#### Input rows
++++++++++

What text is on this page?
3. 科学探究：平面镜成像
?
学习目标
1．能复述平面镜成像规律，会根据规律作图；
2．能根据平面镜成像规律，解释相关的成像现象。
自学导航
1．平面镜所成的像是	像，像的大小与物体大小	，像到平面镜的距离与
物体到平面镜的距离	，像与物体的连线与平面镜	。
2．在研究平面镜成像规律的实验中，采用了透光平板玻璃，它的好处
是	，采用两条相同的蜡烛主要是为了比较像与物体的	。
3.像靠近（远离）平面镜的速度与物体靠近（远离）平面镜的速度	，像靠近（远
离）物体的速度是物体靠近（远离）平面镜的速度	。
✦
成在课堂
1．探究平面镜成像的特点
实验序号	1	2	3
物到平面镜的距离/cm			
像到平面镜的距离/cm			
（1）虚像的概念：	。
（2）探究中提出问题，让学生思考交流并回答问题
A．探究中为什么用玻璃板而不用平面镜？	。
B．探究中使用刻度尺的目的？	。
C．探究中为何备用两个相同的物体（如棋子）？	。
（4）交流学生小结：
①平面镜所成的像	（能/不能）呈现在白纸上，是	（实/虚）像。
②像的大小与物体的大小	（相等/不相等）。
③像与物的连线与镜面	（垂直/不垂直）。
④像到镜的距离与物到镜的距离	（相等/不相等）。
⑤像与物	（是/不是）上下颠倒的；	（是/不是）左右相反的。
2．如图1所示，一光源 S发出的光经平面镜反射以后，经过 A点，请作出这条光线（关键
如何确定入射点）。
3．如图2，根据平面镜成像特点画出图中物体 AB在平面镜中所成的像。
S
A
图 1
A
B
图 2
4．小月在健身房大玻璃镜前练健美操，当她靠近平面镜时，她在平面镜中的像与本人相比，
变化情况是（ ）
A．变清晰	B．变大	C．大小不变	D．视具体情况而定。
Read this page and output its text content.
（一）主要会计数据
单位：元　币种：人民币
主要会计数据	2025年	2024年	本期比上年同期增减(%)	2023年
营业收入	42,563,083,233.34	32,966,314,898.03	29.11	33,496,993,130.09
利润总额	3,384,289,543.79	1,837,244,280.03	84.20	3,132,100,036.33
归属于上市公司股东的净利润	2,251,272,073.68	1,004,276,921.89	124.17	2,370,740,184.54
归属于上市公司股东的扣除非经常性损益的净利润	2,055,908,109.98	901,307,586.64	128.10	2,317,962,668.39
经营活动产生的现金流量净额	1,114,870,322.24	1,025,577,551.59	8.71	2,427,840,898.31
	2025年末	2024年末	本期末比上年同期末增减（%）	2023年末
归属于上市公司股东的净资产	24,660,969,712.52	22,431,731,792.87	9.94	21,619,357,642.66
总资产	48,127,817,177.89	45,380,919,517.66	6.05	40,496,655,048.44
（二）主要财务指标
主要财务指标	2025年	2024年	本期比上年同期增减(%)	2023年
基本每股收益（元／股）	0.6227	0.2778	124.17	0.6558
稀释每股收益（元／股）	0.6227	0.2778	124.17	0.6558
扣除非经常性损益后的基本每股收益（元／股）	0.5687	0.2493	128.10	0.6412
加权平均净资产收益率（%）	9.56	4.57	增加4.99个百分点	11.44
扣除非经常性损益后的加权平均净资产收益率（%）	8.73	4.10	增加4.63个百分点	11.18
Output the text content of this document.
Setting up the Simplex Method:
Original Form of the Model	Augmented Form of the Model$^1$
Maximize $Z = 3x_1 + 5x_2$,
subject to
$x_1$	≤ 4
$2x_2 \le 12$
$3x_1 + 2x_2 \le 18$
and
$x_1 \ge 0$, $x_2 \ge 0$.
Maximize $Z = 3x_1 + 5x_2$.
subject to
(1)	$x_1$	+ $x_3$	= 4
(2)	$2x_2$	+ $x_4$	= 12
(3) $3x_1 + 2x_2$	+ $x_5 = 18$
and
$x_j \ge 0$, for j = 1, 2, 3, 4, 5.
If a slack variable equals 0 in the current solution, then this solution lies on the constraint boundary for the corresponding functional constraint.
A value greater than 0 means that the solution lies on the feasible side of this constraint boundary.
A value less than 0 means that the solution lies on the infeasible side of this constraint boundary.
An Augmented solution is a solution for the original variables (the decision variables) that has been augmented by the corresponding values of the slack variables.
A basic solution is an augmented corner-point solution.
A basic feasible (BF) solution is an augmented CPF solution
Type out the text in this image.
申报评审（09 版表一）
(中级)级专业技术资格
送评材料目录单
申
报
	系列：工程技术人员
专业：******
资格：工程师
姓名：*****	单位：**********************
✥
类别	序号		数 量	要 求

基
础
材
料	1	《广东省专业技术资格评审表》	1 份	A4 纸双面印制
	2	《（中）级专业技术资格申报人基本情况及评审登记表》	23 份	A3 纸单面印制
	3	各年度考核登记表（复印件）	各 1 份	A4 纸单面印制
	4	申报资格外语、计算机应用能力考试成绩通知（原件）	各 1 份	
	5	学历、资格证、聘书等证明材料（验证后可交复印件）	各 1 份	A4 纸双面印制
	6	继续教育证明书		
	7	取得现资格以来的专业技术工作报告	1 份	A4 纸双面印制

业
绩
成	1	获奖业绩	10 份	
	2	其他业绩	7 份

++++++++++

#### Instructions to follow
Extract all lines from the material above that include the word "text".

#### Written response
What text is on this page?
Read this page and output its text content.
Output the text content of this document.
Type out the text in this image.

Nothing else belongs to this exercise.